* Begin SUPPLIED DATA *
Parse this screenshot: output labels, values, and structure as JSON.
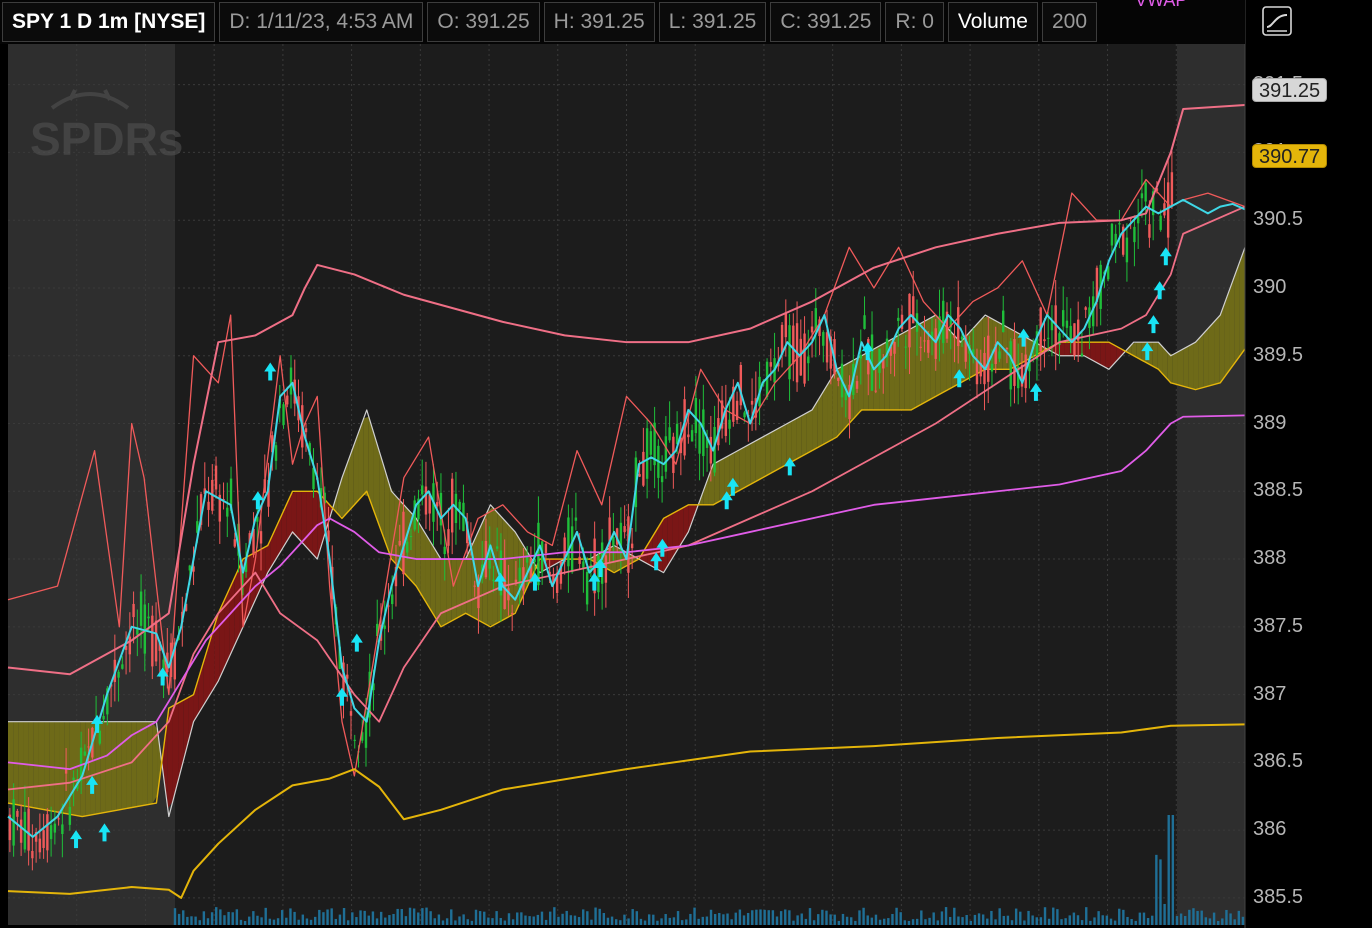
{
  "header": {
    "symbol": "SPY 1 D 1m [NYSE]",
    "date": "D: 1/11/23, 4:53 AM",
    "open": "O: 391.25",
    "high": "H: 391.25",
    "low": "L: 391.25",
    "close": "C: 391.25",
    "range": "R: 0",
    "volume_label": "Volume",
    "volume_value": "200",
    "vwap_label": "VWAP"
  },
  "price_tags": {
    "last": "391.25",
    "vwap": "390.77"
  },
  "watermark": "SPDRs",
  "colors": {
    "background": "#000000",
    "session_shade": "#2e2e2e",
    "up_candle": "#1fbf3a",
    "down_candle": "#f05a5a",
    "vwap": "#e4b50a",
    "bollinger": "#ef6f86",
    "ema": "#3fd7e6",
    "ma_slow": "#e05ce8",
    "cloud_bull": "#6e6a18",
    "cloud_bear": "#7a1616",
    "arrow": "#19e4f5",
    "volume": "#1f6f96"
  },
  "icons": {
    "settings": "chart-style-icon",
    "arrow": "up-arrow-icon"
  },
  "chart_data": {
    "type": "line",
    "title": "SPY 1 D 1m [NYSE]",
    "ylim": [
      385.3,
      391.8
    ],
    "yticks": [
      "391.5",
      "391",
      "390.5",
      "390",
      "389.5",
      "389",
      "388.5",
      "388",
      "387.5",
      "387",
      "386.5",
      "386",
      "385.5"
    ],
    "ytick_values": [
      391.5,
      391.0,
      390.5,
      390.0,
      389.5,
      389.0,
      388.5,
      388.0,
      387.5,
      387.0,
      386.5,
      386.0,
      385.5
    ],
    "x_domain": [
      0,
      100
    ],
    "session_shading": [
      [
        0,
        13.5
      ],
      [
        94.5,
        100
      ]
    ],
    "series": [
      {
        "name": "VWAP",
        "role": "vwap",
        "x": [
          0,
          5,
          10,
          13,
          14,
          15,
          17,
          20,
          23,
          26,
          28,
          30,
          32,
          35,
          40,
          50,
          60,
          70,
          80,
          90,
          94,
          100
        ],
        "values": [
          385.55,
          385.53,
          385.58,
          385.56,
          385.5,
          385.7,
          385.9,
          386.15,
          386.33,
          386.38,
          386.45,
          386.32,
          386.08,
          386.15,
          386.3,
          386.45,
          386.58,
          386.62,
          386.68,
          386.72,
          386.77,
          386.78
        ]
      },
      {
        "name": "Bollinger Upper",
        "role": "bb_upper",
        "x": [
          0,
          5,
          10,
          13,
          15,
          17,
          20,
          23,
          24,
          25,
          28,
          32,
          40,
          45,
          50,
          55,
          60,
          65,
          70,
          75,
          80,
          85,
          90,
          92,
          94,
          95,
          100
        ],
        "values": [
          387.2,
          387.15,
          387.4,
          387.6,
          388.7,
          389.6,
          389.65,
          389.8,
          390.0,
          390.17,
          390.1,
          389.95,
          389.75,
          389.65,
          389.6,
          389.6,
          389.7,
          389.9,
          390.15,
          390.3,
          390.4,
          390.48,
          390.5,
          390.55,
          391.0,
          391.32,
          391.35
        ]
      },
      {
        "name": "Bollinger Lower",
        "role": "bb_lower",
        "x": [
          0,
          5,
          10,
          13,
          15,
          17,
          20,
          22,
          25,
          28,
          30,
          32,
          35,
          40,
          50,
          55,
          60,
          65,
          70,
          75,
          80,
          85,
          90,
          92,
          94,
          95,
          100
        ],
        "values": [
          386.3,
          386.35,
          386.5,
          386.8,
          387.3,
          387.6,
          387.9,
          387.6,
          387.4,
          387.0,
          386.8,
          387.2,
          387.6,
          387.8,
          388.0,
          388.1,
          388.3,
          388.5,
          388.75,
          389.0,
          389.3,
          389.6,
          389.7,
          389.8,
          390.1,
          390.4,
          390.6
        ]
      },
      {
        "name": "EMA",
        "role": "ema",
        "x": [
          0,
          2,
          4,
          6,
          8,
          10,
          12,
          13,
          14,
          15,
          16,
          18,
          19,
          20,
          21,
          22,
          23,
          24,
          25,
          26,
          27,
          28,
          29,
          30,
          31,
          32,
          33,
          34,
          35,
          36,
          37,
          38,
          39,
          40,
          41,
          42,
          43,
          44,
          45,
          46,
          47,
          48,
          49,
          50,
          51,
          52,
          53,
          54,
          55,
          56,
          57,
          58,
          59,
          60,
          61,
          62,
          63,
          64,
          65,
          66,
          67,
          68,
          69,
          70,
          71,
          72,
          73,
          74,
          75,
          76,
          77,
          78,
          79,
          80,
          81,
          82,
          83,
          84,
          85,
          86,
          87,
          88,
          89,
          90,
          91,
          92,
          93,
          94,
          95,
          96,
          97,
          98,
          99,
          100
        ],
        "values": [
          386.1,
          385.95,
          386.1,
          386.4,
          387.0,
          387.5,
          387.45,
          387.2,
          387.5,
          388.0,
          388.5,
          388.4,
          387.9,
          388.3,
          388.5,
          389.2,
          389.3,
          388.9,
          388.6,
          388.0,
          387.2,
          386.9,
          386.8,
          387.4,
          387.8,
          388.1,
          388.4,
          388.5,
          388.3,
          388.4,
          388.3,
          387.8,
          388.1,
          387.8,
          387.7,
          387.9,
          388.1,
          387.8,
          388.0,
          388.2,
          387.9,
          388.0,
          388.2,
          388.0,
          388.7,
          388.75,
          388.7,
          388.8,
          389.1,
          389.0,
          388.8,
          389.1,
          389.3,
          389.0,
          389.3,
          389.4,
          389.6,
          389.5,
          389.6,
          389.8,
          389.4,
          389.2,
          389.6,
          389.4,
          389.5,
          389.7,
          389.8,
          389.7,
          389.6,
          389.8,
          389.7,
          389.5,
          389.4,
          389.6,
          389.5,
          389.3,
          389.6,
          389.8,
          389.7,
          389.6,
          389.7,
          389.9,
          390.2,
          390.4,
          390.5,
          390.6,
          390.55,
          390.6,
          390.65,
          390.6,
          390.55,
          390.6,
          390.62,
          390.58
        ]
      },
      {
        "name": "Slow MA",
        "role": "ma_slow",
        "x": [
          0,
          5,
          8,
          10,
          12,
          14,
          16,
          18,
          20,
          22,
          24,
          25,
          26,
          27,
          28,
          30,
          33,
          36,
          40,
          45,
          50,
          55,
          60,
          65,
          70,
          75,
          80,
          85,
          90,
          92,
          94,
          95,
          100
        ],
        "values": [
          386.5,
          386.45,
          386.55,
          386.7,
          386.8,
          387.1,
          387.4,
          387.6,
          387.8,
          387.95,
          388.15,
          388.25,
          388.3,
          388.25,
          388.2,
          388.05,
          388.0,
          388.0,
          388.0,
          388.05,
          388.05,
          388.1,
          388.2,
          388.3,
          388.4,
          388.45,
          388.5,
          388.55,
          388.65,
          388.8,
          389.0,
          389.05,
          389.06
        ]
      },
      {
        "name": "Cloud Upper",
        "role": "cloud_a",
        "x": [
          0,
          3,
          6,
          9,
          12,
          13,
          15,
          17,
          19,
          21,
          23,
          25,
          27,
          29,
          31,
          33,
          35,
          37,
          39,
          41,
          43,
          45,
          47,
          49,
          51,
          53,
          55,
          57,
          59,
          61,
          63,
          65,
          67,
          69,
          71,
          73,
          75,
          77,
          79,
          81,
          83,
          85,
          87,
          89,
          91,
          93,
          94,
          96,
          98,
          100
        ],
        "values": [
          386.8,
          386.8,
          386.8,
          386.8,
          386.8,
          386.1,
          386.8,
          387.1,
          387.5,
          387.9,
          388.2,
          388.0,
          388.6,
          389.1,
          388.5,
          388.3,
          388.0,
          388.0,
          388.4,
          388.2,
          387.9,
          388.0,
          388.0,
          388.1,
          388.0,
          387.9,
          388.2,
          388.7,
          388.8,
          388.9,
          389.0,
          389.1,
          389.4,
          389.5,
          389.6,
          389.7,
          389.8,
          389.6,
          389.8,
          389.7,
          389.6,
          389.5,
          389.5,
          389.4,
          389.6,
          389.6,
          389.5,
          389.6,
          389.8,
          390.3
        ]
      },
      {
        "name": "Cloud Lower",
        "role": "cloud_b",
        "x": [
          0,
          3,
          6,
          9,
          12,
          13,
          15,
          17,
          19,
          21,
          23,
          25,
          27,
          29,
          31,
          33,
          35,
          37,
          39,
          41,
          43,
          45,
          47,
          49,
          51,
          53,
          55,
          57,
          59,
          61,
          63,
          65,
          67,
          69,
          71,
          73,
          75,
          77,
          79,
          81,
          83,
          85,
          87,
          89,
          91,
          93,
          94,
          96,
          98,
          100
        ],
        "values": [
          386.2,
          386.15,
          386.1,
          386.15,
          386.2,
          386.9,
          387.0,
          387.6,
          388.0,
          388.1,
          388.5,
          388.5,
          388.3,
          388.5,
          388.0,
          387.8,
          387.5,
          387.6,
          387.5,
          387.6,
          388.0,
          388.0,
          388.0,
          387.9,
          388.0,
          388.3,
          388.4,
          388.4,
          388.5,
          388.6,
          388.7,
          388.8,
          388.9,
          389.1,
          389.1,
          389.1,
          389.2,
          389.3,
          389.4,
          389.4,
          389.5,
          389.6,
          389.6,
          389.6,
          389.5,
          389.4,
          389.3,
          389.25,
          389.3,
          389.55
        ]
      },
      {
        "name": "Bollinger Upper Band (tight)",
        "role": "bb_tight",
        "x": [
          0,
          4,
          7,
          9,
          10,
          11,
          12,
          13,
          15,
          17,
          18,
          19,
          20,
          22,
          23,
          24,
          25,
          26,
          27,
          28,
          30,
          32,
          34,
          36,
          38,
          40,
          42,
          44,
          46,
          48,
          50,
          52,
          54,
          56,
          58,
          60,
          62,
          64,
          66,
          68,
          70,
          72,
          74,
          76,
          78,
          80,
          82,
          84,
          86,
          88,
          90,
          92,
          94,
          95,
          97,
          100
        ],
        "values": [
          387.7,
          387.8,
          388.8,
          387.5,
          389.0,
          388.6,
          387.8,
          387.0,
          389.5,
          389.3,
          389.8,
          387.5,
          388.0,
          389.5,
          388.7,
          389.0,
          389.2,
          387.8,
          386.8,
          386.4,
          387.5,
          388.6,
          388.9,
          387.8,
          388.3,
          388.4,
          388.2,
          388.1,
          388.8,
          388.4,
          389.2,
          389.0,
          388.7,
          389.4,
          389.1,
          389.0,
          389.3,
          389.5,
          389.8,
          390.3,
          390.0,
          390.3,
          389.9,
          389.7,
          389.9,
          390.0,
          390.2,
          389.8,
          390.7,
          390.5,
          390.5,
          390.8,
          390.6,
          390.65,
          390.7,
          390.6
        ]
      }
    ],
    "up_arrows_x": [
      5.5,
      6.8,
      7.2,
      7.8,
      12.5,
      20.2,
      21.2,
      27.0,
      28.2,
      39.8,
      42.6,
      47.4,
      47.9,
      52.4,
      52.9,
      58.1,
      58.6,
      63.2,
      69.5,
      76.9,
      82.1,
      83.1,
      92.1,
      92.6,
      93.1,
      93.6
    ],
    "up_arrows_y": [
      386.0,
      386.4,
      386.85,
      386.05,
      387.2,
      388.5,
      389.45,
      387.05,
      387.45,
      387.9,
      387.9,
      387.9,
      388.0,
      388.05,
      388.15,
      388.5,
      388.6,
      388.75,
      389.6,
      389.4,
      389.7,
      389.3,
      389.6,
      389.8,
      390.05,
      390.3
    ]
  }
}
* End SUPPLIED DATA *
• **TASK INSTRUCTIONS**: Copy every line that contains the string "NYSE".

• **FINAL RESULT**:
    "symbol": "SPY 1 D 1m [NYSE]",
    "title": "SPY 1 D 1m [NYSE]",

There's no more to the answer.